● GIVEN INSTRUCTION: Each entry must be reproduced precisely as it stands.

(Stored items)

---------------

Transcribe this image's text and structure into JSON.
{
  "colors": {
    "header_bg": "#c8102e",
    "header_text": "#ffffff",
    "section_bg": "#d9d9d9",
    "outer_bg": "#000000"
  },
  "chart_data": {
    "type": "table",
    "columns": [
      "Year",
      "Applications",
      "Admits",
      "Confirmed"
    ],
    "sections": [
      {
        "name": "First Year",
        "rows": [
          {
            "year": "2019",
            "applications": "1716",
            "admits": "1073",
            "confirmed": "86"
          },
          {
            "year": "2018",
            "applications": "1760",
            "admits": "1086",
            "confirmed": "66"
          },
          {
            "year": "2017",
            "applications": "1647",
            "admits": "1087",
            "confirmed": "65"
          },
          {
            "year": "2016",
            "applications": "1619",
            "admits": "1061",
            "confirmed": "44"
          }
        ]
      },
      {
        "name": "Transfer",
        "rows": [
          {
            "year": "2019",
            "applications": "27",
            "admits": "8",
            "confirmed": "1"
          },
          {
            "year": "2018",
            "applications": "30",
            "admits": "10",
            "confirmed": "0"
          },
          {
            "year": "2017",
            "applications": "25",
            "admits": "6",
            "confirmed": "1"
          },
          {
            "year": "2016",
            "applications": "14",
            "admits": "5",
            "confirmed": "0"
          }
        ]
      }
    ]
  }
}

---------------

● FINISHED ANSWER:
Transcribe this image's text and structure into JSON.
{
  "colors": {
    "header_bg": "#c8102e",
    "header_text": "#ffffff",
    "section_bg": "#d9d9d9",
    "outer_bg": "#000000"
  },
  "chart_data": {
    "type": "table",
    "columns": [
      "Year",
      "Applications",
      "Admits",
      "Confirmed"
    ],
    "sections": [
      {
        "name": "First Year",
        "rows": [
          {
            "year": "2019",
            "applications": "1716",
            "admits": "1073",
            "confirmed": "86"
          },
          {
            "year": "2018",
            "applications": "1760",
            "admits": "1086",
            "confirmed": "66"
          },
          {
            "year": "2017",
            "applications": "1647",
            "admits": "1087",
            "confirmed": "65"
          },
          {
            "year": "2016",
            "applications": "1619",
            "admits": "1061",
            "confirmed": "44"
          }
        ]
      },
      {
        "name": "Transfer",
        "rows": [
          {
            "year": "2019",
            "applications": "27",
            "admits": "8",
            "confirmed": "1"
          },
          {
            "year": "2018",
            "applications": "30",
            "admits": "10",
            "confirmed": "0"
          },
          {
            "year": "2017",
            "applications": "25",
            "admits": "6",
            "confirmed": "1"
          },
          {
            "year": "2016",
            "applications": "14",
            "admits": "5",
            "confirmed": "0"
          }
        ]
      }
    ]
  }
}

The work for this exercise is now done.